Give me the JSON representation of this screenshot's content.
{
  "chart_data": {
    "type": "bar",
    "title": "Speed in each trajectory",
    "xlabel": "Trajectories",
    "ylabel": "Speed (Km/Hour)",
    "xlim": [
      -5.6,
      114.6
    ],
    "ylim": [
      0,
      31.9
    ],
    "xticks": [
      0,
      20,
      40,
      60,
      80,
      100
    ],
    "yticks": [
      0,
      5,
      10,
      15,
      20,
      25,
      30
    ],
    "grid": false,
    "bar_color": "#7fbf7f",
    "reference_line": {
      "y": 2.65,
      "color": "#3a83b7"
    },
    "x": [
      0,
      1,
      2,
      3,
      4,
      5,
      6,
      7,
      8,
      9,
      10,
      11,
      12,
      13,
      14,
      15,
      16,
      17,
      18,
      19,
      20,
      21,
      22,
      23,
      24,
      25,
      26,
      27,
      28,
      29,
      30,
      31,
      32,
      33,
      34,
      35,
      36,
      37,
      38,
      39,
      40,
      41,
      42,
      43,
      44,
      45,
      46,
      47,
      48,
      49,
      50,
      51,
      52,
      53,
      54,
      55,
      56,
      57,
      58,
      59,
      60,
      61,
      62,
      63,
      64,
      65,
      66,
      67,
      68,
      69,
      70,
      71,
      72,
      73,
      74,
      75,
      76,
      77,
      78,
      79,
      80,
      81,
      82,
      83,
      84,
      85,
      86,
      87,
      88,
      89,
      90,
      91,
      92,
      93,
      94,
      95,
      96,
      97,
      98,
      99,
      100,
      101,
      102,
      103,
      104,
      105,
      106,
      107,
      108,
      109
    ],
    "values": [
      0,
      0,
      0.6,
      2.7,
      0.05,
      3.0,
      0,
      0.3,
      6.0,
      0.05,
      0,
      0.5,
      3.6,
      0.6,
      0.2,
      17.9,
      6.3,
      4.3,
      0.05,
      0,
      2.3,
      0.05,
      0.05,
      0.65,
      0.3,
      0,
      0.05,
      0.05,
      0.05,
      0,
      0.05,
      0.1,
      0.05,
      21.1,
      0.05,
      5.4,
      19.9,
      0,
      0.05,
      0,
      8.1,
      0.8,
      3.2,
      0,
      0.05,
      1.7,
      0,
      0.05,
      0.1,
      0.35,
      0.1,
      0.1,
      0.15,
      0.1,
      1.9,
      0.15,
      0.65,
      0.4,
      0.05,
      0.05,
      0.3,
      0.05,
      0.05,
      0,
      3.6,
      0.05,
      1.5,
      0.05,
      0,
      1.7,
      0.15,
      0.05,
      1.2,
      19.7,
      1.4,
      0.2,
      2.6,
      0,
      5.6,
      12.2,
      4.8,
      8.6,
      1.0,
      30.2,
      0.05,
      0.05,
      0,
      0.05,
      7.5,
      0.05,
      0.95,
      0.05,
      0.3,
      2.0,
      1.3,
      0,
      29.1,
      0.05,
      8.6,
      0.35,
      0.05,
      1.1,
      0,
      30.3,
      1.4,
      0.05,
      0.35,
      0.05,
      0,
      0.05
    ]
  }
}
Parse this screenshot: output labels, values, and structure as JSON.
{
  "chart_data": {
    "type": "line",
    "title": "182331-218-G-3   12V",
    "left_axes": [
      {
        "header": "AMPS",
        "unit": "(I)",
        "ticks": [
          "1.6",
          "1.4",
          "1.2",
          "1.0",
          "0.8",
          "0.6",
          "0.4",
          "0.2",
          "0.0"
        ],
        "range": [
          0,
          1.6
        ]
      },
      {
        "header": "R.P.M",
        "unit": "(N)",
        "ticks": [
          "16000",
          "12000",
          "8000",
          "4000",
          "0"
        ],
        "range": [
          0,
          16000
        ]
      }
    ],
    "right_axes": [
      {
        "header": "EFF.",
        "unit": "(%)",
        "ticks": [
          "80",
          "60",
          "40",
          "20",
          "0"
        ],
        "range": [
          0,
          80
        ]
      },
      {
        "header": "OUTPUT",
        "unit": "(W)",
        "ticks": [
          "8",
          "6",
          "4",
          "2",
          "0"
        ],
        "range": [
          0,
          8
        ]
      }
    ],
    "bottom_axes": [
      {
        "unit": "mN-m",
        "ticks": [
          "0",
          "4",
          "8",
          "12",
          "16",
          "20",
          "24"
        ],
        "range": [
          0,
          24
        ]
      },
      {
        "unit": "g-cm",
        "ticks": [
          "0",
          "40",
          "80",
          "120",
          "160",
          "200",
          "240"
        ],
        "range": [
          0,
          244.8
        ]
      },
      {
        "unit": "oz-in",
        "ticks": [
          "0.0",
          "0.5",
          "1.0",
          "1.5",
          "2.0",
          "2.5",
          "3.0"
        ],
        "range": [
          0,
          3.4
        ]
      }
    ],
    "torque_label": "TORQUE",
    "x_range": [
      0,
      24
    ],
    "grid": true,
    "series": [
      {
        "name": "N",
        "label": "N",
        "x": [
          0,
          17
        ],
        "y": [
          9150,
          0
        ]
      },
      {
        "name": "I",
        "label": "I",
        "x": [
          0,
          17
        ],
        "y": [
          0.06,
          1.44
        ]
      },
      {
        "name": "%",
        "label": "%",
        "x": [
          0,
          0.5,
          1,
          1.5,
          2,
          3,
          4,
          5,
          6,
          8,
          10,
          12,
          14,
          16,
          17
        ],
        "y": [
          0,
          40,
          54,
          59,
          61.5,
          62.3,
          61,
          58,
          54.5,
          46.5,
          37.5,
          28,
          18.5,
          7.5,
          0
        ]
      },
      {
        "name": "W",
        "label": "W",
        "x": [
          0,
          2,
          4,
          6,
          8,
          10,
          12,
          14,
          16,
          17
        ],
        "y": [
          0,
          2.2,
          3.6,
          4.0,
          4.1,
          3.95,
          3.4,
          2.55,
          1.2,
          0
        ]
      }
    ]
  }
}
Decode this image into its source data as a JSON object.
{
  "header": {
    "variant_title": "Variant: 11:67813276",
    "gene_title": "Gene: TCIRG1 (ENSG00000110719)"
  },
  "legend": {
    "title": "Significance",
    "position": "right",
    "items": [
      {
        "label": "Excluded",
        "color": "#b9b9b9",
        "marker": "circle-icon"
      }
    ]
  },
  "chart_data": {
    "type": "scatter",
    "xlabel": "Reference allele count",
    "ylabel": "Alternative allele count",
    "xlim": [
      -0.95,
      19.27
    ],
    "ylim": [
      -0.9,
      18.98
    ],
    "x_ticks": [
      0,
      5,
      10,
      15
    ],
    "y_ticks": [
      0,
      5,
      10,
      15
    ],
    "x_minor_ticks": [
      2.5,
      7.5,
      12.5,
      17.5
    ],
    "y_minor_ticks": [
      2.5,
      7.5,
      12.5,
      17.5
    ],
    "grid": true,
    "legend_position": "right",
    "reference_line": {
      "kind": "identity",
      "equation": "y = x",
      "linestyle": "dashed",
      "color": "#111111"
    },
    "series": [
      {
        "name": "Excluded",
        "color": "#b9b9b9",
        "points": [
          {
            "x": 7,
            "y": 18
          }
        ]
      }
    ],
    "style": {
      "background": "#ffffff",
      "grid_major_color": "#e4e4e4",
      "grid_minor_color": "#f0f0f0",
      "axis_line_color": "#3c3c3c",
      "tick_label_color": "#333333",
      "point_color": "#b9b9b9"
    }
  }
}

⁂

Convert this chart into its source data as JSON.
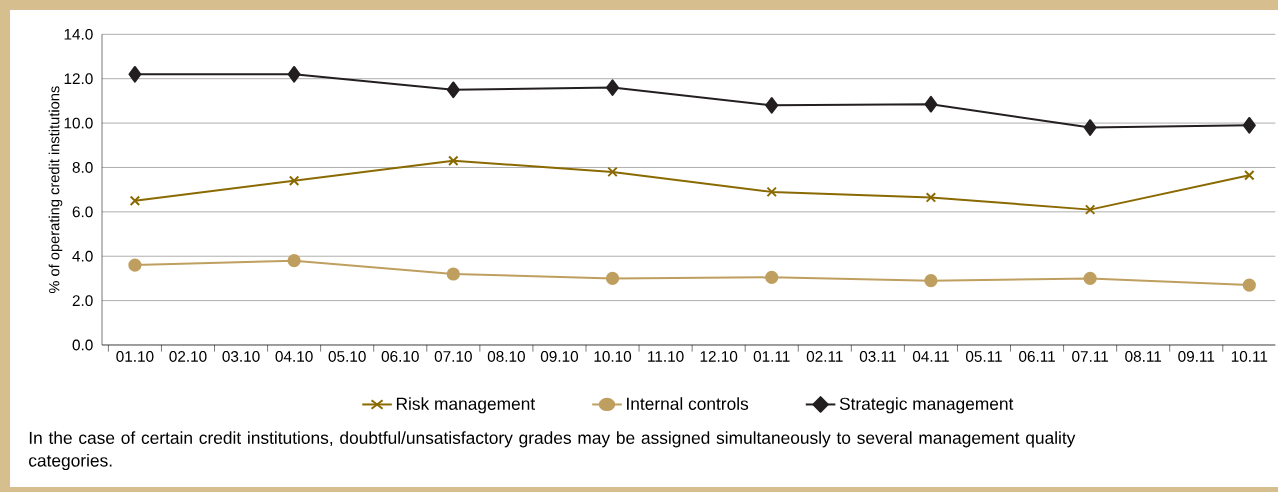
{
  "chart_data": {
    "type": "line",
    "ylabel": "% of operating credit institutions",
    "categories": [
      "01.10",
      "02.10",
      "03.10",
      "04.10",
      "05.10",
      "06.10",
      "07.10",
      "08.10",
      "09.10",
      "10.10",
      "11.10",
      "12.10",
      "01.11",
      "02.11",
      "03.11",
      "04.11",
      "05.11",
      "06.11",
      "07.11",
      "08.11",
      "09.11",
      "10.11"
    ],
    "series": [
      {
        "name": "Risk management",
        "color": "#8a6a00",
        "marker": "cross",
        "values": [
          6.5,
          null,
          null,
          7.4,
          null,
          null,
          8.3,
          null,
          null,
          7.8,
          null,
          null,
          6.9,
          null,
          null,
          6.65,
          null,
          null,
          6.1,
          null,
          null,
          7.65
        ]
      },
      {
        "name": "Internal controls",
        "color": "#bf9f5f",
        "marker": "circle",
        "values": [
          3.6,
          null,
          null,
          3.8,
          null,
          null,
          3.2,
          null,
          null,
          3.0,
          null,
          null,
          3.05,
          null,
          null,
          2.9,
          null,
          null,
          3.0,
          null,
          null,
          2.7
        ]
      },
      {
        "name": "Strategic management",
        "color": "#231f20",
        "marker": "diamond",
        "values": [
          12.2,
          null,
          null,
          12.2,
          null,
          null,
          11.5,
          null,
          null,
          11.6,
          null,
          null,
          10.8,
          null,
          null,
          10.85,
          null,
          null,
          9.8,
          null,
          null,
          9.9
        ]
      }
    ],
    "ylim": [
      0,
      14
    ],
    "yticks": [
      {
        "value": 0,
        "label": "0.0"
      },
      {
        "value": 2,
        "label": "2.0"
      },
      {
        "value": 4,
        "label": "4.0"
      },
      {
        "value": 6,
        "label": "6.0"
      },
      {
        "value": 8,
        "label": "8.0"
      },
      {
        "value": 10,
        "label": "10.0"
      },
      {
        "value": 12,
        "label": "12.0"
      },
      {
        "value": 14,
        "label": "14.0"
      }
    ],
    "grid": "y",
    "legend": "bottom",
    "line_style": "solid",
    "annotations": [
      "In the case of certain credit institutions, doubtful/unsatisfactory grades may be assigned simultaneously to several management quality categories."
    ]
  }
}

⁂

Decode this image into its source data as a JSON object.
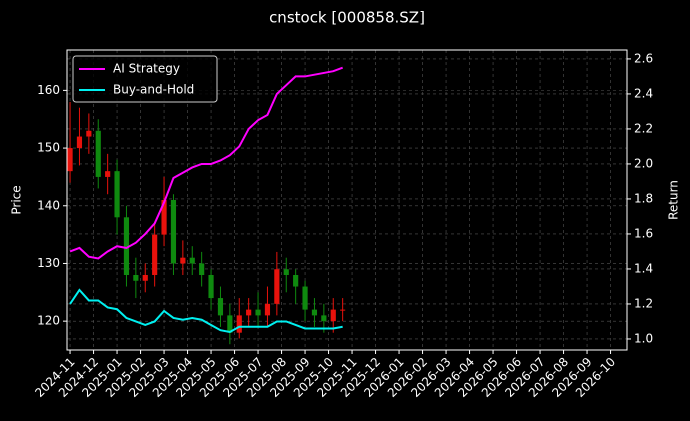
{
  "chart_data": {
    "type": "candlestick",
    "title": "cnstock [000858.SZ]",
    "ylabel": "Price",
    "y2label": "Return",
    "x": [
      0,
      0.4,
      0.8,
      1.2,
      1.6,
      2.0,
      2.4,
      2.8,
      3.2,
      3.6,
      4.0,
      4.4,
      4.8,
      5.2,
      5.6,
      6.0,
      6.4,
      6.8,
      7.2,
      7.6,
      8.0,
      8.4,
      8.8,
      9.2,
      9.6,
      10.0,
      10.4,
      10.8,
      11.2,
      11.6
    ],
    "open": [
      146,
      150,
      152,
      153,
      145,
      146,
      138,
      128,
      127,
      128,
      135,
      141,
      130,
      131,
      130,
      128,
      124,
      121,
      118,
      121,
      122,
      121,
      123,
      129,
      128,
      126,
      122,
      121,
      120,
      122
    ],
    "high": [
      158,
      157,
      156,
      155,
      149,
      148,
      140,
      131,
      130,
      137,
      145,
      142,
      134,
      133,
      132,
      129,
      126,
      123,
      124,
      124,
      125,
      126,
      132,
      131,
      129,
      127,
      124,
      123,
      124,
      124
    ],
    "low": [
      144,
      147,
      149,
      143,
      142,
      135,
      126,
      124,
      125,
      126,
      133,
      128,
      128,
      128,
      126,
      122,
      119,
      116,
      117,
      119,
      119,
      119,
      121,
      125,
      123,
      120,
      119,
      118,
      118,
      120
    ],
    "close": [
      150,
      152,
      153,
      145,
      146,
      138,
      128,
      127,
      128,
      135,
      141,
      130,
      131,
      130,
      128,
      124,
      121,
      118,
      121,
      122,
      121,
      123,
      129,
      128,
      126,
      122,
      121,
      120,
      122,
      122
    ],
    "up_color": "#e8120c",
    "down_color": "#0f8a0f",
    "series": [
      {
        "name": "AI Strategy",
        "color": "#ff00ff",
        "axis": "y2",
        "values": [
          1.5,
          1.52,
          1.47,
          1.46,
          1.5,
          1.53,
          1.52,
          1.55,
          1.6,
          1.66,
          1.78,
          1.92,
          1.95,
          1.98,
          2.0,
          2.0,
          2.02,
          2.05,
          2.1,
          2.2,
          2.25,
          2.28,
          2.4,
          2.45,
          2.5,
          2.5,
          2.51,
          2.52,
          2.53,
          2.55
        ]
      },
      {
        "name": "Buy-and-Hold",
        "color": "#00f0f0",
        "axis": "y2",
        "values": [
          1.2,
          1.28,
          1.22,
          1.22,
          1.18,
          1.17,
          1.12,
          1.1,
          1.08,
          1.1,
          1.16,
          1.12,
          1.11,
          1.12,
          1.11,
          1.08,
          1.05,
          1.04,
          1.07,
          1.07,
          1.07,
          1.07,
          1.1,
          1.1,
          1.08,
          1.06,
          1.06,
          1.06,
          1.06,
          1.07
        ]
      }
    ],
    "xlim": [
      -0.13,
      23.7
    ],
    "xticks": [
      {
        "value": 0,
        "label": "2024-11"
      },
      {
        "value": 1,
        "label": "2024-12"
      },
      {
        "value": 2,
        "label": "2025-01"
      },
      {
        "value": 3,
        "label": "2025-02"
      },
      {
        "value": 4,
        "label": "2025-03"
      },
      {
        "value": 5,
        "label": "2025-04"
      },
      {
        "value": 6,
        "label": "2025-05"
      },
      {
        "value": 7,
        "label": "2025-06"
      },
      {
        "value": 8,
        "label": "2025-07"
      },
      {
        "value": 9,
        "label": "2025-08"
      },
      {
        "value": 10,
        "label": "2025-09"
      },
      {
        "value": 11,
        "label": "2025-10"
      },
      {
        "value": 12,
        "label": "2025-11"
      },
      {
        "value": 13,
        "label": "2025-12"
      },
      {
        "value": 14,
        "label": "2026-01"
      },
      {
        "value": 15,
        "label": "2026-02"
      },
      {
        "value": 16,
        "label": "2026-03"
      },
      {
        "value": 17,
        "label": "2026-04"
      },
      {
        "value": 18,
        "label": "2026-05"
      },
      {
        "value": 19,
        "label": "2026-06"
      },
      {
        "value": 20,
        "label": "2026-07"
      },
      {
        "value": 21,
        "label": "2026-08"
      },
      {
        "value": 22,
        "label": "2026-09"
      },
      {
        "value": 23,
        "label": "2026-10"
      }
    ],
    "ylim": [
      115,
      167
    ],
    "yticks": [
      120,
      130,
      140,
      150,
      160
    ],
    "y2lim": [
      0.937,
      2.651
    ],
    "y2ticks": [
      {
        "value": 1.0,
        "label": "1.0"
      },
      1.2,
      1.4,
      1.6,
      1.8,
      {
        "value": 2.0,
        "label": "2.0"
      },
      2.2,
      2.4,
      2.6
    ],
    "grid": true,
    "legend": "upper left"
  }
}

⁂

Gather up the lines containing the word "allele" from these records and copy them.

    "xlabel": "Reference allele count",
    "ylabel": "Alternative allele count",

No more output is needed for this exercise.